## [Activity]
Transcribe the entries exactly as given and skip whatever images they hold.

## [Given data]
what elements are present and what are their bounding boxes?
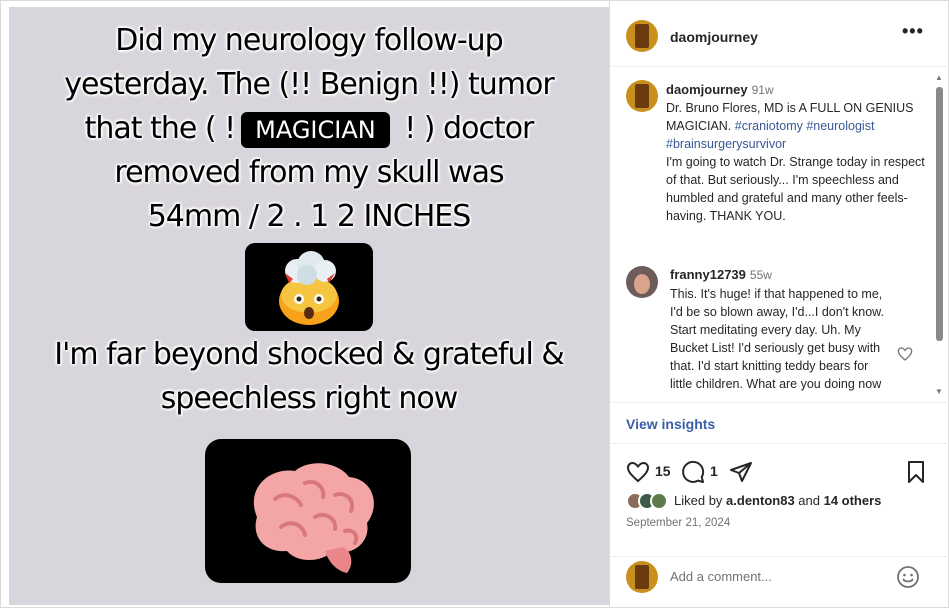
like-count[interactable]: 15 [655, 463, 671, 479]
comment-text: This. It's huge! if that happened to me,… [670, 287, 884, 391]
comment-composer: Add a comment... [610, 556, 949, 608]
image-caption-top: Did my neurology follow-up yesterday. Th… [9, 19, 609, 239]
likes-text: Liked by a.denton83 and 14 others [674, 493, 881, 508]
save-bookmark-icon[interactable] [904, 460, 928, 484]
exploding-head-icon [279, 251, 339, 325]
header-username[interactable]: daomjourney [670, 29, 758, 45]
commenter-avatar[interactable] [626, 266, 658, 298]
image-caption-bottom: I'm far beyond shocked & grateful & spee… [9, 333, 609, 421]
view-insights-link[interactable]: View insights [626, 416, 715, 432]
comment-time[interactable]: 55w [750, 268, 772, 282]
liker-avatars [626, 492, 672, 510]
post-actions: 15 1 Liked by a.denton83 and 14 others S… [610, 444, 949, 556]
caption-time[interactable]: 91w [752, 83, 774, 97]
brain-icon [253, 463, 374, 573]
insights-bar: View insights [610, 402, 949, 444]
emoji-smiley-icon[interactable] [896, 565, 920, 589]
scroll-up-arrow-icon[interactable]: ▲ [935, 73, 943, 82]
liker-username[interactable]: a.denton83 [726, 493, 795, 508]
avatar[interactable] [626, 80, 658, 112]
likes-summary: Liked by a.denton83 and 14 others [626, 491, 946, 511]
post-header: daomjourney ••• [610, 1, 949, 67]
caption-line: removed from my skull was [114, 155, 504, 190]
post-dialog: Did my neurology follow-up yesterday. Th… [0, 0, 949, 608]
caption-text: that the ( ! [84, 111, 236, 146]
comment-count[interactable]: 1 [710, 463, 718, 479]
caption-line: I'm far beyond shocked & grateful & [54, 337, 564, 372]
comment-like-heart-icon[interactable] [897, 346, 913, 362]
caption-line: speechless right now [160, 381, 459, 416]
caption-text: ! ) doctor [395, 111, 534, 146]
caption-text: Dr. Bruno Flores, MD is A FULL ON GENIUS… [666, 99, 928, 225]
avatar [650, 492, 668, 510]
exploding-head-emoji-box [245, 243, 373, 331]
caption-line: Did my neurology follow-up [115, 23, 503, 58]
like-heart-icon[interactable] [626, 460, 650, 484]
post-sidebar: daomjourney ••• daomjourney 91w Dr. Bruno… [609, 1, 949, 608]
scroll-down-arrow-icon[interactable]: ▼ [935, 387, 943, 396]
comment-header: franny12739 55w [670, 267, 772, 282]
post-date[interactable]: September 21, 2024 [626, 517, 730, 529]
caption-line: that the ( ! MAGICIAN ! ) doctor [9, 107, 609, 151]
caption-body-2: I'm going to watch Dr. Strange today in … [666, 155, 925, 223]
caption-line: 54mm / 2 . 1 2 INCHES [147, 199, 472, 234]
caption-line: yesterday. The (!! Benign !!) tumor [64, 67, 554, 102]
magician-label: MAGICIAN [241, 111, 390, 148]
comment-input[interactable]: Add a comment... [670, 569, 772, 584]
caption-username[interactable]: daomjourney [666, 82, 748, 97]
avatar [626, 561, 658, 593]
likes-middle: and [794, 493, 824, 508]
share-send-icon[interactable] [729, 460, 753, 484]
likes-prefix: Liked by [674, 493, 727, 508]
post-image: Did my neurology follow-up yesterday. Th… [9, 7, 609, 605]
avatar[interactable] [626, 20, 658, 52]
comments-scroll[interactable]: daomjourney 91w Dr. Bruno Flores, MD is A… [610, 68, 949, 402]
likes-others-link[interactable]: 14 others [824, 493, 882, 508]
comment-bubble-icon[interactable] [681, 460, 705, 484]
caption-header: daomjourney 91w [666, 82, 774, 97]
brain-emoji-box [205, 439, 411, 583]
comment-username[interactable]: franny12739 [670, 267, 746, 282]
more-options-icon[interactable]: ••• [902, 21, 924, 42]
scrollbar-thumb[interactable] [936, 87, 943, 341]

## [Your solution]
what elements are present and what are their bounding boxes?
like-count[interactable]: 15 [655, 463, 671, 479]
comment-text: This. It's huge! if that happened to me,… [670, 287, 884, 391]
comment-composer: Add a comment... [610, 556, 949, 608]
image-caption-top: Did my neurology follow-up yesterday. Th… [9, 19, 609, 239]
likes-text: Liked by a.denton83 and 14 others [674, 493, 881, 508]
save-bookmark-icon[interactable] [904, 460, 928, 484]
exploding-head-icon [279, 251, 339, 325]
header-username[interactable]: daomjourney [670, 29, 758, 45]
commenter-avatar[interactable] [626, 266, 658, 298]
image-caption-bottom: I'm far beyond shocked & grateful & spee… [9, 333, 609, 421]
view-insights-link[interactable]: View insights [626, 416, 715, 432]
comment-time[interactable]: 55w [750, 268, 772, 282]
liker-avatars [626, 492, 672, 510]
post-actions: 15 1 Liked by a.denton83 and 14 others S… [610, 444, 949, 556]
caption-time[interactable]: 91w [752, 83, 774, 97]
brain-icon [253, 463, 374, 573]
insights-bar: View insights [610, 402, 949, 444]
emoji-smiley-icon[interactable] [896, 565, 920, 589]
scroll-up-arrow-icon[interactable]: ▲ [935, 73, 943, 82]
liker-username[interactable]: a.denton83 [726, 493, 795, 508]
avatar[interactable] [626, 80, 658, 112]
likes-summary: Liked by a.denton83 and 14 others [626, 491, 946, 511]
post-header: daomjourney ••• [610, 1, 949, 67]
caption-line: removed from my skull was [114, 155, 504, 190]
post-dialog: Did my neurology follow-up yesterday. Th… [0, 0, 949, 608]
caption-text: that the ( ! [84, 111, 236, 146]
comment-count[interactable]: 1 [710, 463, 718, 479]
caption-line: I'm far beyond shocked & grateful & [54, 337, 564, 372]
comment-like-heart-icon[interactable] [897, 346, 913, 362]
caption-line: speechless right now [160, 381, 459, 416]
caption-text: ! ) doctor [395, 111, 534, 146]
caption-text: Dr. Bruno Flores, MD is A FULL ON GENIUS… [666, 99, 928, 225]
avatar [650, 492, 668, 510]
exploding-head-emoji-box [245, 243, 373, 331]
caption-line: Did my neurology follow-up [115, 23, 503, 58]
like-heart-icon[interactable] [626, 460, 650, 484]
post-sidebar: daomjourney ••• daomjourney 91w Dr. Bruno… [609, 1, 949, 608]
scroll-down-arrow-icon[interactable]: ▼ [935, 387, 943, 396]
comment-header: franny12739 55w [670, 267, 772, 282]
post-date[interactable]: September 21, 2024 [626, 517, 730, 529]
caption-line: that the ( ! MAGICIAN ! ) doctor [9, 107, 609, 151]
caption-body-2: I'm going to watch Dr. Strange today in … [666, 155, 925, 223]
caption-line: 54mm / 2 . 1 2 INCHES [147, 199, 472, 234]
caption-line: yesterday. The (!! Benign !!) tumor [64, 67, 554, 102]
magician-label: MAGICIAN [241, 111, 390, 148]
comment-input[interactable]: Add a comment... [670, 569, 772, 584]
caption-username[interactable]: daomjourney [666, 82, 748, 97]
avatar [626, 561, 658, 593]
likes-middle: and [794, 493, 824, 508]
share-send-icon[interactable] [729, 460, 753, 484]
likes-prefix: Liked by [674, 493, 727, 508]
post-image: Did my neurology follow-up yesterday. Th… [9, 7, 609, 605]
avatar[interactable] [626, 20, 658, 52]
comments-scroll[interactable]: daomjourney 91w Dr. Bruno Flores, MD is A… [610, 68, 949, 402]
likes-others-link[interactable]: 14 others [824, 493, 882, 508]
comment-bubble-icon[interactable] [681, 460, 705, 484]
caption-header: daomjourney 91w [666, 82, 774, 97]
brain-emoji-box [205, 439, 411, 583]
comment-username[interactable]: franny12739 [670, 267, 746, 282]
more-options-icon[interactable]: ••• [902, 21, 924, 42]
scrollbar-thumb[interactable] [936, 87, 943, 341]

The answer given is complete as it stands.